* [TASK TO COMPLETE]: Identify each line holding the string "development" and copy it.

__________

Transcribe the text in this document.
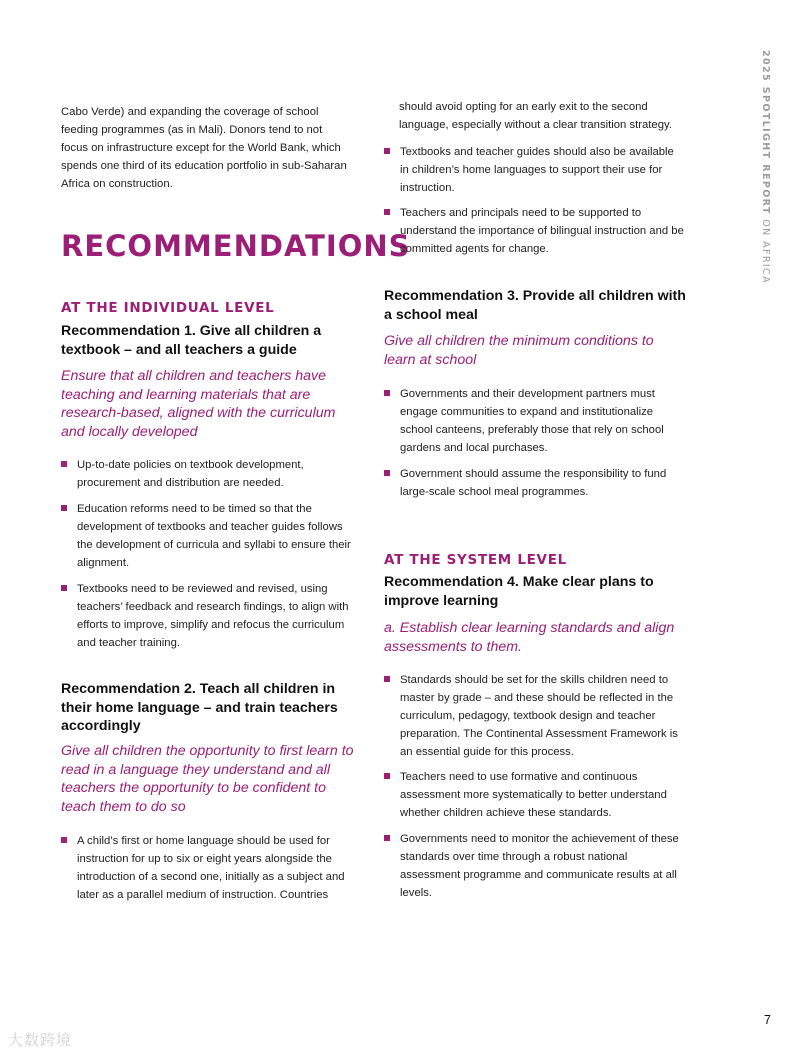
Cabo Verde) and expanding the coverage of school feeding programmes (as in Mali). Donors tend to not focus on infrastructure except for the World Bank, which spends one third of its education portfolio in sub-Saharan Africa on construction.

RECOMMENDATIONS
AT THE INDIVIDUAL LEVEL
Recommendation 1. Give all children a textbook – and all teachers a guide

Ensure that all children and teachers have teaching and learning materials that are research-based, aligned with the curriculum and locally developed

Up-to-date policies on textbook development, procurement and distribution are needed.
Education reforms need to be timed so that the development of textbooks and teacher guides follows the development of curricula and syllabi to ensure their alignment.
Textbooks need to be reviewed and revised, using teachers’ feedback and research findings, to align with efforts to improve, simplify and refocus the curriculum and teacher training.
Recommendation 2. Teach all children in their home language – and train teachers accordingly

Give all children the opportunity to first learn to read in a language they understand and all teachers the opportunity to be confident to teach them to do so

A child’s first or home language should be used for instruction for up to six or eight years alongside the introduction of a second one, initially as a subject and later as a parallel medium of instruction. Countries

should avoid opting for an early exit to the second language, especially without a clear transition strategy.

Textbooks and teacher guides should also be available in children’s home languages to support their use for instruction.
Teachers and principals need to be supported to understand the importance of bilingual instruction and be committed agents for change.
Recommendation 3. Provide all children with a school meal

Give all children the minimum conditions to learn at school

Governments and their development partners must engage communities to expand and institutionalize school canteens, preferably those that rely on school gardens and local purchases.
Government should assume the responsibility to fund large-scale school meal programmes.
AT THE SYSTEM LEVEL
Recommendation 4. Make clear plans to improve learning

a. Establish clear learning standards and align assessments to them.

Standards should be set for the skills children need to master by grade – and these should be reflected in the curriculum, pedagogy, textbook design and teacher preparation. The Continental Assessment Framework is an essential guide for this process.
Teachers need to use formative and continuous assessment more systematically to better understand whether children achieve these standards.
Governments need to monitor the achievement of these standards over time through a robust national assessment programme and communicate results at all levels.
2025 SPOTLIGHT REPORT ON AFRICA
7
大数跨境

__________

* [RESPONSE BELOW]:
Up-to-date policies on textbook development, procurement and distribution are needed.
Education reforms need to be timed so that the development of textbooks and teacher guides follows the development of curricula and syllabi to ensure their alignment.
Governments and their development partners must engage communities to expand and institutionalize school canteens, preferably those that rely on school gardens and local purchases.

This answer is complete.